STORED RECORDS:
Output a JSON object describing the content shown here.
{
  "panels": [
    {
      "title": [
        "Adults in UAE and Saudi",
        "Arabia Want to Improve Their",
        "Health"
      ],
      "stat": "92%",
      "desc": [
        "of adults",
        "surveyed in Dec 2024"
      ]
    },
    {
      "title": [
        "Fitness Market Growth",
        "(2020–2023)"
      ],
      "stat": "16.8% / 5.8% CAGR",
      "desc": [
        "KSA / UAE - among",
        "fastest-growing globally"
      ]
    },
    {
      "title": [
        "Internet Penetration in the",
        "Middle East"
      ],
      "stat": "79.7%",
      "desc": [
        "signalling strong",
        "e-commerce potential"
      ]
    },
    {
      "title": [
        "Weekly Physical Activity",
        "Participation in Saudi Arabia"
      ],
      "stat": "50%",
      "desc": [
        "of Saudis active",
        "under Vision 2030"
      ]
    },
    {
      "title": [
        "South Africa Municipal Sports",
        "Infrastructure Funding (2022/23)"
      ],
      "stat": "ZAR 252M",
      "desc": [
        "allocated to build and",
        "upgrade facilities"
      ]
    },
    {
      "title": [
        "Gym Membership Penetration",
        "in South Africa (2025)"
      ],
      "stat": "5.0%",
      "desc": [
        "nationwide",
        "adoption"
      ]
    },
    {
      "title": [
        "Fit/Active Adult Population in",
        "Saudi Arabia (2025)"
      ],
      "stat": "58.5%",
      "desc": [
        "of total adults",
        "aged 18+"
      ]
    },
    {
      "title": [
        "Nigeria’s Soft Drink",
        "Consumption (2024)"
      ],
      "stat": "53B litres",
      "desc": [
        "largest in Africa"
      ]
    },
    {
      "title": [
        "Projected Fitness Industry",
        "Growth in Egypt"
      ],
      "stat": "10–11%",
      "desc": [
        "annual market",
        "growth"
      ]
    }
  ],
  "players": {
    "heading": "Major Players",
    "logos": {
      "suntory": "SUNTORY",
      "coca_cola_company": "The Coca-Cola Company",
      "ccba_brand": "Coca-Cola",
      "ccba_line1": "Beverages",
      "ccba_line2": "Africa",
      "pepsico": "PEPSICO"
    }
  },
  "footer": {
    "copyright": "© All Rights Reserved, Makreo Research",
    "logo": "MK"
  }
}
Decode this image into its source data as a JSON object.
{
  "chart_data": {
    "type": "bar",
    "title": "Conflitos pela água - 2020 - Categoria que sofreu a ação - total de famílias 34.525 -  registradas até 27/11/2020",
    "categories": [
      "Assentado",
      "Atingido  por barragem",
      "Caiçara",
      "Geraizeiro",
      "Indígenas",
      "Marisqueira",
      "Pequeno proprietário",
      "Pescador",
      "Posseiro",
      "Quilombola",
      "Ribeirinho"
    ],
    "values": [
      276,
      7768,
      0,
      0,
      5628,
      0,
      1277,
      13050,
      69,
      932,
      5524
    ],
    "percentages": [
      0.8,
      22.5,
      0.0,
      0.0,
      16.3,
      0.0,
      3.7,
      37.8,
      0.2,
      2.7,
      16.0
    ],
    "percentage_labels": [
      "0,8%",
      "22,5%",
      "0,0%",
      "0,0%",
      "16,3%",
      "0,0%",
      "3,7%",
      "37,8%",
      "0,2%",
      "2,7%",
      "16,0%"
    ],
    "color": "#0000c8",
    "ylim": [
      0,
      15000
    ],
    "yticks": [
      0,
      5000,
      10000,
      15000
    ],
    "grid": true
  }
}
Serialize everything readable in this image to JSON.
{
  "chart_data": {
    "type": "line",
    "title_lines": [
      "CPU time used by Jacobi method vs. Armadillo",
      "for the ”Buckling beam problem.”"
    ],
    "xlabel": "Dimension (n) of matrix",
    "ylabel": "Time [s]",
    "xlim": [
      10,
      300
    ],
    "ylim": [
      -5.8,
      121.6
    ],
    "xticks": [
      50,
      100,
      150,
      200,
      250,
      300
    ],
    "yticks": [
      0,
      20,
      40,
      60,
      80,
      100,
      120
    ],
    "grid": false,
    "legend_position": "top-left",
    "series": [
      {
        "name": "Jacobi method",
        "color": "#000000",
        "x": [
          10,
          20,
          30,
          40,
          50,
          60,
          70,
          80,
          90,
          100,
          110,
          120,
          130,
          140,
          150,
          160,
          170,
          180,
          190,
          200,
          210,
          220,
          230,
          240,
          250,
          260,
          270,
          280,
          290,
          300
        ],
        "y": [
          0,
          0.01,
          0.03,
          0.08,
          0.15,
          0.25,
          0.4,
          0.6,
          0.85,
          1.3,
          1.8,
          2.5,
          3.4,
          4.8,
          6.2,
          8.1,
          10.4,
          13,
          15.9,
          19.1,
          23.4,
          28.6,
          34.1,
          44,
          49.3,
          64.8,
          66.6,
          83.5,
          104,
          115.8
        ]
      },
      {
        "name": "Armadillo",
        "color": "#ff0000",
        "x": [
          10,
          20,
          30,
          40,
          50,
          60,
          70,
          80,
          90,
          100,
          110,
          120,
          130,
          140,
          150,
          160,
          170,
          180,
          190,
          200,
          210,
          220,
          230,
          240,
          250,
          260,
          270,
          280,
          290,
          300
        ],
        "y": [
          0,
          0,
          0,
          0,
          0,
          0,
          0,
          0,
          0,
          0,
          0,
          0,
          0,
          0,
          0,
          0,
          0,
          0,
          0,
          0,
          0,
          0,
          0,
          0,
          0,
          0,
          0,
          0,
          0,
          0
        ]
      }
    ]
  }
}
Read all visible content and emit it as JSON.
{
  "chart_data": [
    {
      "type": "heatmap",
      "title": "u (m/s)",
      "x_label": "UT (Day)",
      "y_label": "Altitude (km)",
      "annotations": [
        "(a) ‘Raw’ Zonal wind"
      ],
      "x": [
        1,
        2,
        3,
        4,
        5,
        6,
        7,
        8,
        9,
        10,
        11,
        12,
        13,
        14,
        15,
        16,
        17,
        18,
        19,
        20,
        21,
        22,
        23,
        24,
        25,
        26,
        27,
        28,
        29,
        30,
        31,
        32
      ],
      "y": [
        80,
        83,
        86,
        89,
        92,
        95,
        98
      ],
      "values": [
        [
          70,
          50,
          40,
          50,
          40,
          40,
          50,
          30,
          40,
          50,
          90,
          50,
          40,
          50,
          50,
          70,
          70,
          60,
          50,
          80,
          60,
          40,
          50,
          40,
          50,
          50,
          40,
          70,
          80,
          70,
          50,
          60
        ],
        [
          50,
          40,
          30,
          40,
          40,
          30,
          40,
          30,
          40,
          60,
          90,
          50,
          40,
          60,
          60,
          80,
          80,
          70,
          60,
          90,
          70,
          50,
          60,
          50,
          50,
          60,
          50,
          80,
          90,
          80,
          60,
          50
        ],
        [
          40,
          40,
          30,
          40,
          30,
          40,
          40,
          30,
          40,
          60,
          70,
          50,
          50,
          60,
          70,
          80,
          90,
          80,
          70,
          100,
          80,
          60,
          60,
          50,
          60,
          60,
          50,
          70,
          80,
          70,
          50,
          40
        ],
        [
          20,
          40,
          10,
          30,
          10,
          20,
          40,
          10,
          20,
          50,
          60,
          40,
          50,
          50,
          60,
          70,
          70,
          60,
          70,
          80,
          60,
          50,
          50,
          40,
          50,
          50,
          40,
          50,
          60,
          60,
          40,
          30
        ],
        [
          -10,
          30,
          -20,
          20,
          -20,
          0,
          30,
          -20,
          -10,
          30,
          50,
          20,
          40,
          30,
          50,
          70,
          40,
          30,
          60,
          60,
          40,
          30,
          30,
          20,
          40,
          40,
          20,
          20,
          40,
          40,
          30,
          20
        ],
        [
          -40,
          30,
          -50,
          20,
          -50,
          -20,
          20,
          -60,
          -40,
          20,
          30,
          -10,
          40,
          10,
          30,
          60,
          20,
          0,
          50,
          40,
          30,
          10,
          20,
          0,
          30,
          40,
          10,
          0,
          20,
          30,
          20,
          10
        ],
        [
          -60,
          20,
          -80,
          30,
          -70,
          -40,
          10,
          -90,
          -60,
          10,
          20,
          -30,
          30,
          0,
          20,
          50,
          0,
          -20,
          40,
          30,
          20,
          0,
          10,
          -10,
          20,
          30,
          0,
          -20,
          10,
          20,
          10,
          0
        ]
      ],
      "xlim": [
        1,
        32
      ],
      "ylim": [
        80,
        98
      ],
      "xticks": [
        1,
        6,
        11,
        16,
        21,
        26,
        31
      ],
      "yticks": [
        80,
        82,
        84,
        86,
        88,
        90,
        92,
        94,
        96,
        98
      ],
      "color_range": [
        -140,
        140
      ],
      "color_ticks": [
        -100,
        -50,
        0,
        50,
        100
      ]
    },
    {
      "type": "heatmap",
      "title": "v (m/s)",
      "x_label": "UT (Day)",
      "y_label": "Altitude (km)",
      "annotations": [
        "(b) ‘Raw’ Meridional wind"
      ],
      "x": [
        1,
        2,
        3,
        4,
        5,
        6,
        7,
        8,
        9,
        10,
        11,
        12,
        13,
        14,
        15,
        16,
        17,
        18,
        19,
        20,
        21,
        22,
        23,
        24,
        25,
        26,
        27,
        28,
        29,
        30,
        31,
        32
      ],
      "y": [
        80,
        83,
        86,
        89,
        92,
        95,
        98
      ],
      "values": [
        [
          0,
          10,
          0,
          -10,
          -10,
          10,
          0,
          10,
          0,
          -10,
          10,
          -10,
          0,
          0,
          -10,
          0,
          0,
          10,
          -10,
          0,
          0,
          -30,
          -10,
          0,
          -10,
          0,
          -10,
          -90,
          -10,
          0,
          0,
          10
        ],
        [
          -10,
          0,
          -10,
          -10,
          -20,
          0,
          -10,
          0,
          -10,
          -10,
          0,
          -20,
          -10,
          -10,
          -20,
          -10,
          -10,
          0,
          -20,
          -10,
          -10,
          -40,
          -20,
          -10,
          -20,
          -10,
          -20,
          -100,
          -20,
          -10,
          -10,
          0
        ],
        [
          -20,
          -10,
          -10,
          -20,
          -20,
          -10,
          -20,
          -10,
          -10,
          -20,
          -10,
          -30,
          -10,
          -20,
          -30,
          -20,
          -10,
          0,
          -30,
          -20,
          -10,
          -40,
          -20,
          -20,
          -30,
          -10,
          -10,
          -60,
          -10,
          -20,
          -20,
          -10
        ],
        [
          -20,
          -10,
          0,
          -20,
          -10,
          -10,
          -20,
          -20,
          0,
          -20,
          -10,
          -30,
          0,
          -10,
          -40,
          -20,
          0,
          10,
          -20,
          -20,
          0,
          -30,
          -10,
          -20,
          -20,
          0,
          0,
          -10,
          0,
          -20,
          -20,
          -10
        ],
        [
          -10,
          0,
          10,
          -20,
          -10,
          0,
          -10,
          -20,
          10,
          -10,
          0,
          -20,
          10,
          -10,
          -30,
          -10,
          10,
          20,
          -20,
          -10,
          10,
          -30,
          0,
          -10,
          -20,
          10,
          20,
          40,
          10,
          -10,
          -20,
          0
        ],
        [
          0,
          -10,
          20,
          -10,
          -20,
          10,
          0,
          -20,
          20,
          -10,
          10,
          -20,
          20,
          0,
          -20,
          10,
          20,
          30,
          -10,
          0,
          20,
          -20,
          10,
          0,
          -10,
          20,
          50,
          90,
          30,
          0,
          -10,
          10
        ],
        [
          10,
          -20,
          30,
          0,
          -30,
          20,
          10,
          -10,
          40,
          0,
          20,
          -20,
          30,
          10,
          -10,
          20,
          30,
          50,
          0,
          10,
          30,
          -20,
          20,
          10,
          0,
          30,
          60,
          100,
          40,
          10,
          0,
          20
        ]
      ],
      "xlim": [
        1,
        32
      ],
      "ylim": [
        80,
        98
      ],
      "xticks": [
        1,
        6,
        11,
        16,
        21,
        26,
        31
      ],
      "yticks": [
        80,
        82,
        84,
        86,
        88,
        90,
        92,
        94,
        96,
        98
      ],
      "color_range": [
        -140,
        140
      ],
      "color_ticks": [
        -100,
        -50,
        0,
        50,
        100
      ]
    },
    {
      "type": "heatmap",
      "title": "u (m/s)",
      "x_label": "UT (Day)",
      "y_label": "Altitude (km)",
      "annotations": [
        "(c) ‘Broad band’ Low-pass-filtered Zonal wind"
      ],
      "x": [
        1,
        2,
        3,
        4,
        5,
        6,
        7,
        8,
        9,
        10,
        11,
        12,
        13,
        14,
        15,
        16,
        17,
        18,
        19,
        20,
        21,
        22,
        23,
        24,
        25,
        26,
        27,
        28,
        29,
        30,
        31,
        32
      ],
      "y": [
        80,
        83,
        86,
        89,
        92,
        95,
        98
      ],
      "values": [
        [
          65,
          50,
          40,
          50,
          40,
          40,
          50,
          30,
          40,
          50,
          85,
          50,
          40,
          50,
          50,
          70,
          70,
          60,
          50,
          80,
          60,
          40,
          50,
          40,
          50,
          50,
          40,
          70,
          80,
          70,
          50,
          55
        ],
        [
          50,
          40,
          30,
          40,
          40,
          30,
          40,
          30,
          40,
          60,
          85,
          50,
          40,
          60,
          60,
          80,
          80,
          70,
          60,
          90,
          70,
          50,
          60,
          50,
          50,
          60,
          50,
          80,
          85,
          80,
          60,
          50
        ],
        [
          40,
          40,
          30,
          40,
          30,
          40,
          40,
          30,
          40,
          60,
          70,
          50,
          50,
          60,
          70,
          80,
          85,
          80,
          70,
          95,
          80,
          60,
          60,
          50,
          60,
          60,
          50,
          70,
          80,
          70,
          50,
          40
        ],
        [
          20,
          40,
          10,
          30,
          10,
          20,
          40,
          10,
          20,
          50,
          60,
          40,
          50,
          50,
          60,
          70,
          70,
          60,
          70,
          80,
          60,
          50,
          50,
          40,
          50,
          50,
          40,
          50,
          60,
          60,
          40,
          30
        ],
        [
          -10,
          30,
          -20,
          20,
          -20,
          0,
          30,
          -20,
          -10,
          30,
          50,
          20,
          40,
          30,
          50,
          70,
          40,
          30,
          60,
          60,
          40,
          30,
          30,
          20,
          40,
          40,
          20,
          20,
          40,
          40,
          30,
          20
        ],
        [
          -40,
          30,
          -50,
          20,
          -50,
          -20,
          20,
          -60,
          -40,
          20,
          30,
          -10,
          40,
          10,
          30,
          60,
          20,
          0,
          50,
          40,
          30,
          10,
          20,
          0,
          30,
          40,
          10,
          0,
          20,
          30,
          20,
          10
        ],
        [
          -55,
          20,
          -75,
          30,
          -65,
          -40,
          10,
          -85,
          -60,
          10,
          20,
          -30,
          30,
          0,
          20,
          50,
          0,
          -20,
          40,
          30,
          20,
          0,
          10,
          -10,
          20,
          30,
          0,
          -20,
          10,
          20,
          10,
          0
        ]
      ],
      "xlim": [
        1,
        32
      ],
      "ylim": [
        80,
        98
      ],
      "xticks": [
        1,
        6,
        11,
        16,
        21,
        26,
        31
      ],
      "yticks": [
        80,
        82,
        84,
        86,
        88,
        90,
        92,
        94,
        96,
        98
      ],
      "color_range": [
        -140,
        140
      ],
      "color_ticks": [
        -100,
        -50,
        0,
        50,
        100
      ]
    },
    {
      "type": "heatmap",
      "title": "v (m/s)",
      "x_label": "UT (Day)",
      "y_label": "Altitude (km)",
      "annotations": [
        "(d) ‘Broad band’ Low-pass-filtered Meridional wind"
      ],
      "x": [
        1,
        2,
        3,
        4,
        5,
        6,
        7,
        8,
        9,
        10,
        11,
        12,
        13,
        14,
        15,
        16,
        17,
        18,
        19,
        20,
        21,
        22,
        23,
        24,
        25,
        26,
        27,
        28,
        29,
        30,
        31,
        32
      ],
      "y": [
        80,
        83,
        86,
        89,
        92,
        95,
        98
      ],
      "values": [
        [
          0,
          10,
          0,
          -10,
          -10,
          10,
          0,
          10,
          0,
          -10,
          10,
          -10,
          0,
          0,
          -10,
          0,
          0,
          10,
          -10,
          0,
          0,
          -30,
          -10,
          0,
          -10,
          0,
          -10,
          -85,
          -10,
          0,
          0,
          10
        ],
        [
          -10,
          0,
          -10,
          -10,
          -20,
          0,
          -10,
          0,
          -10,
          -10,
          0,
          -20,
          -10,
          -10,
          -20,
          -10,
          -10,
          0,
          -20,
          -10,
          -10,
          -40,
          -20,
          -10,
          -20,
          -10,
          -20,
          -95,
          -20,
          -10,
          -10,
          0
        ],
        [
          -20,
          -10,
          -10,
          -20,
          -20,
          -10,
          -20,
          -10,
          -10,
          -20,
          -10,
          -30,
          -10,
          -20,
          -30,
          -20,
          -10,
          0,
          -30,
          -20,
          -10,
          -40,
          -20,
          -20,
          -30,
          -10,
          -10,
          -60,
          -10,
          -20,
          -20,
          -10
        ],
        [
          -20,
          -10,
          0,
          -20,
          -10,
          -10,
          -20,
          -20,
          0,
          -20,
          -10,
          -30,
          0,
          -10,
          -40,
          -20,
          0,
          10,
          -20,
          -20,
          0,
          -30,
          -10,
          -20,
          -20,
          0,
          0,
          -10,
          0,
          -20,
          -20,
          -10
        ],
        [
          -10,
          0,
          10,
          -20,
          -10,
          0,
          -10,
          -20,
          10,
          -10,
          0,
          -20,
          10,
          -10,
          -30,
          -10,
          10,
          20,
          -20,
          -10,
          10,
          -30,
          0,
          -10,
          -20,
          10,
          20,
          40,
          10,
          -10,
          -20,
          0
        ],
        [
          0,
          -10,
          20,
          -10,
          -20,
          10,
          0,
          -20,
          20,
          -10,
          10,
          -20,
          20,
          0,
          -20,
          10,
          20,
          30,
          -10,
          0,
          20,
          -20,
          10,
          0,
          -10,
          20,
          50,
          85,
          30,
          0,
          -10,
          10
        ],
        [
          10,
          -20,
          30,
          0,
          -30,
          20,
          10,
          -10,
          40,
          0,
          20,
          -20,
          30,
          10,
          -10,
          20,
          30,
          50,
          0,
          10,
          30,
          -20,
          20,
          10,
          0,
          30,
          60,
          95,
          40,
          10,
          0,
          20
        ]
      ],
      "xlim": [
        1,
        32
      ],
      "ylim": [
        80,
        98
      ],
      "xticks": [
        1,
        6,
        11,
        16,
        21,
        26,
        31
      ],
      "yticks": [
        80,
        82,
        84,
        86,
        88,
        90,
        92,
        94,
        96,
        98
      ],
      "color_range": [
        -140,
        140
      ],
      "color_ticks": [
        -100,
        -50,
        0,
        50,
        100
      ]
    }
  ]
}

REQUIREMENTS:
Search the entries for the word "wind", then gather every line that has it.

FINAL ANSWER:
        "(a) ‘Raw’ Zonal wind"
        "(b) ‘Raw’ Meridional wind"
        "(c) ‘Broad band’ Low-pass-filtered Zonal wind"
        "(d) ‘Broad band’ Low-pass-filtered Meridional wind"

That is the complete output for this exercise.